Dokumentauszug:

Aber nicht nur das Reich Gottes ist nahe. Denken wir an Kenia: Über Tausend Tote und 300.000 Vertriebene in wenigen Tagen in einem christlichen Land. Himmel und Hölle sind nahe – um uns und in uns. Wie können wir erkennen, welches Reich wir betreten? Auf diese Frage will eine chassidische Geschichte Antwort geben:
„Ein Rabbi bat Gott einmal darum, den Himmel und die Hölle sehen zu dürfen. Gott erlaubte es ihm und gab ihm den Propheten Elia als Führer mit. Elia führte den Rabbi zuerst in einen großen Raum, in dessen Mitte auf einem Feuer ein Topf mit einem köstlichen Gericht stand. Rundum saßen Leute mit langen Löffeln und schöpften alle aus dem Topf. Aber die Leute sahen blass, mager und elend aus. Es herrschte eisige Stille. Denn die Stiele ihrer Löffel waren so lang, dass sie das herrliche Essen nicht in den Mund bringen konnten.

Datensatzinhalt:
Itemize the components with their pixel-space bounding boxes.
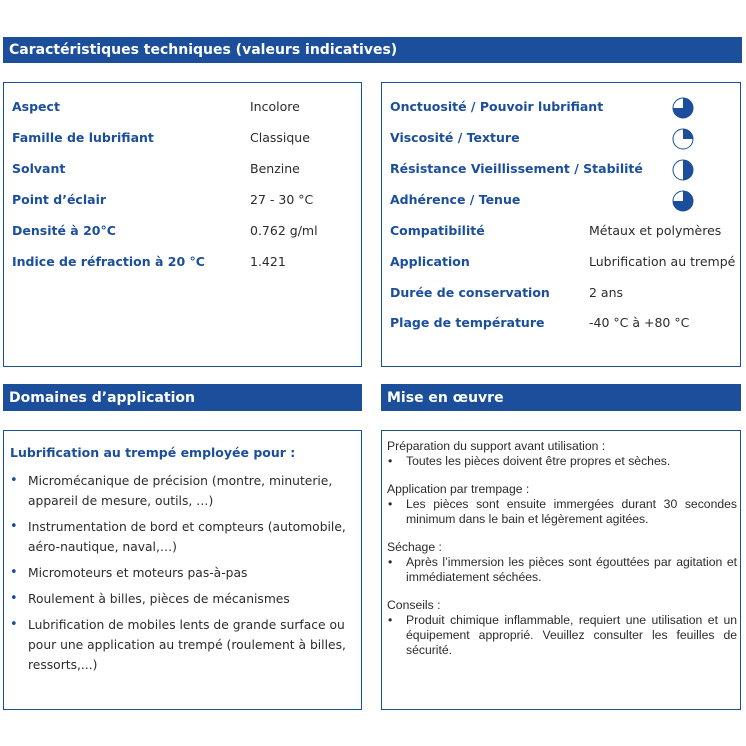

Aufgabe 1: Gib bitte aus dem Dokumentauszug alles von „Aber nicht nur“ bis hinunter zu „Mund bringen konnten.“ wortgetreu wieder.
Aufgabe 2: Erkläre anhand des Dokumentauszugs, warum die Leute im ersten Raum blass, mager und elend aussahen.
Aufgabe 3: Wen gab Gott dem Rabbi laut dem Dokumentauszug als Führer mit?

Lösung 1:
Aber nicht nur das Reich Gottes ist nahe. Denken wir an Kenia: Über Tausend Tote und 300.000 Vertriebene in wenigen Tagen in einem christlichen Land. Himmel und Hölle sind nahe – um uns und in uns. Wie können wir erkennen, welches Reich wir betreten? Auf diese Frage will eine chassidische Geschichte Antwort geben:
„Ein Rabbi bat Gott einmal darum, den Himmel und die Hölle sehen zu dürfen. Gott erlaubte es ihm und gab ihm den Propheten Elia als Führer mit. Elia führte den Rabbi zuerst in einen großen Raum, in dessen Mitte auf einem Feuer ein Topf mit einem köstlichen Gericht stand. Rundum saßen Leute mit langen Löffeln und schöpften alle aus dem Topf. Aber die Leute sahen blass, mager und elend aus. Es herrschte eisige Stille. Denn die Stiele ihrer Löffel waren so lang, dass sie das herrliche Essen nicht in den Mund bringen konnten.

Lösung 2: Die Stiele ihrer Löffel waren so lang, dass sie das herrliche Essen nicht in den Mund bringen konnten.

Lösung 3: Den Propheten Elia.